-- Start of EXTRACTED INFORMATION --

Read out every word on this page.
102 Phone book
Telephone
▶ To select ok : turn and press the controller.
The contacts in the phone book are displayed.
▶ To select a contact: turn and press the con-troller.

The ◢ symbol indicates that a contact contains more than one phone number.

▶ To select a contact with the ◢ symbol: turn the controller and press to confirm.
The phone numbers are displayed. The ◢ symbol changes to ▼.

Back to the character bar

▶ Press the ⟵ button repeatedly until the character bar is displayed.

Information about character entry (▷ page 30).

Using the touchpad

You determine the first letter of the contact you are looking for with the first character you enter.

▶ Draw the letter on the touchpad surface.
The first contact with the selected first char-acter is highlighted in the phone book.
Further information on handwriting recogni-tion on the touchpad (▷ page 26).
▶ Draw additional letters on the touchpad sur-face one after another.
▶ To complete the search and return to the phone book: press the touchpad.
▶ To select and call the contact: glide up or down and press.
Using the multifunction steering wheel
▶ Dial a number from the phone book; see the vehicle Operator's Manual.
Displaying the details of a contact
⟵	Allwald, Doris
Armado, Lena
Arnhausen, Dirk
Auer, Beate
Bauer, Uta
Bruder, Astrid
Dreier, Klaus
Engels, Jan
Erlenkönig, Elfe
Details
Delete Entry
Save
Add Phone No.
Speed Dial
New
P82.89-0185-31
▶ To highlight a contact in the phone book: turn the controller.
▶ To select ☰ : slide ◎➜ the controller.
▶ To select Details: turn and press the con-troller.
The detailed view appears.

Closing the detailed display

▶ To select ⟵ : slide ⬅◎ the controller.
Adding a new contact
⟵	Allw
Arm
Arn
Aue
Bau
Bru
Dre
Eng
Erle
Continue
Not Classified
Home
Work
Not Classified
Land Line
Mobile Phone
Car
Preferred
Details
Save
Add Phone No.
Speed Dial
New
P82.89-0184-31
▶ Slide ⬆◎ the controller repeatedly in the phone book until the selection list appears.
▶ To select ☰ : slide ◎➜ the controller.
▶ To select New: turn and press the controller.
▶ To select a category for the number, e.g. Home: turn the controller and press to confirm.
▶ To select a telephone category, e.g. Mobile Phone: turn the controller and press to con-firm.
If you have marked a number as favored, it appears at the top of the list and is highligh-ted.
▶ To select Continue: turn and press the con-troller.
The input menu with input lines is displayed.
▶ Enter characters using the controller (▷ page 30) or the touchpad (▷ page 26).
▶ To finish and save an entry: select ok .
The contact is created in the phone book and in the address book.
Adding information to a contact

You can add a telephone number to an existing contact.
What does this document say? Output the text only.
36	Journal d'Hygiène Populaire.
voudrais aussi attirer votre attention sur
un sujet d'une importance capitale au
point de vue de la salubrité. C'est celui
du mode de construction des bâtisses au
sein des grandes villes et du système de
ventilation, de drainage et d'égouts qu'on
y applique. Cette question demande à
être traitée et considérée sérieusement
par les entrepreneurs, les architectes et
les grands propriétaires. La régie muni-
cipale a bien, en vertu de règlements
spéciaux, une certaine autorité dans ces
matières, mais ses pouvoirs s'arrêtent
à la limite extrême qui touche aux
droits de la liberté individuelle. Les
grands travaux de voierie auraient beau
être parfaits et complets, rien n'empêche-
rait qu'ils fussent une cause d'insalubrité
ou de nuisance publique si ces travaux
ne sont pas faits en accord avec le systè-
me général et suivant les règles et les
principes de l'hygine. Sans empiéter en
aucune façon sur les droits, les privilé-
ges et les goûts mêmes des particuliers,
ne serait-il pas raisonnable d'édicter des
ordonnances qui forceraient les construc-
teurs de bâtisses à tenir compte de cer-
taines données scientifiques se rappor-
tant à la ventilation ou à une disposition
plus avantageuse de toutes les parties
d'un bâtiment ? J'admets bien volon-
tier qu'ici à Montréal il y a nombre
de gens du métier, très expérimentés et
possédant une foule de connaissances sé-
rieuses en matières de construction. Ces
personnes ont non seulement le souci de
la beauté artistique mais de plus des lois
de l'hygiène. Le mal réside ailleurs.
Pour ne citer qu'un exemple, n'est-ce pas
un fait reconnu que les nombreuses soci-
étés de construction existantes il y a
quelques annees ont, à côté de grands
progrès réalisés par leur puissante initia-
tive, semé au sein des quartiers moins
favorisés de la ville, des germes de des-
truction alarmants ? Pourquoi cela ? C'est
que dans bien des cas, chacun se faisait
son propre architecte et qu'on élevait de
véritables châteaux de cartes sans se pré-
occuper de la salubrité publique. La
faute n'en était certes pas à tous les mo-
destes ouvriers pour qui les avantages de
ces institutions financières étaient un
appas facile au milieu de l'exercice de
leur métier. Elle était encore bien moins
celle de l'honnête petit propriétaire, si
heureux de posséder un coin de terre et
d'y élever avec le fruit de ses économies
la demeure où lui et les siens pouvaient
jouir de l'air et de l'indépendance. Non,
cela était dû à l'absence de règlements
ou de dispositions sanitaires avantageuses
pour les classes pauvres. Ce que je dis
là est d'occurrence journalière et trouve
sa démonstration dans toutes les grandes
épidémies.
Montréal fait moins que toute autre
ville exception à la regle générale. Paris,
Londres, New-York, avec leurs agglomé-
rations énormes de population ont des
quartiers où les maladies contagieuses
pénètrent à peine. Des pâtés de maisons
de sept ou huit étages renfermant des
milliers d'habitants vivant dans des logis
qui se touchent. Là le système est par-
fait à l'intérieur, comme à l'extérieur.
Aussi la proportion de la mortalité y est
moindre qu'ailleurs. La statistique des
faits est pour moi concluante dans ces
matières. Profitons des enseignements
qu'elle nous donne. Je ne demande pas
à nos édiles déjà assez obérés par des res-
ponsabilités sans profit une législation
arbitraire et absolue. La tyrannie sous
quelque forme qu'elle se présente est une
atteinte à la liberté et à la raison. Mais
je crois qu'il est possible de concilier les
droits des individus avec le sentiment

-- End of EXTRACTED INFORMATION --

### YOUR INSTRUCTIONS:
Every line in the data above that contains "droits" needs to be copied.

### FINISHED ANSWER:
droits de la liberté individuelle. Les
aucune façon sur les droits, les privilé-
droits des individus avec le sentiment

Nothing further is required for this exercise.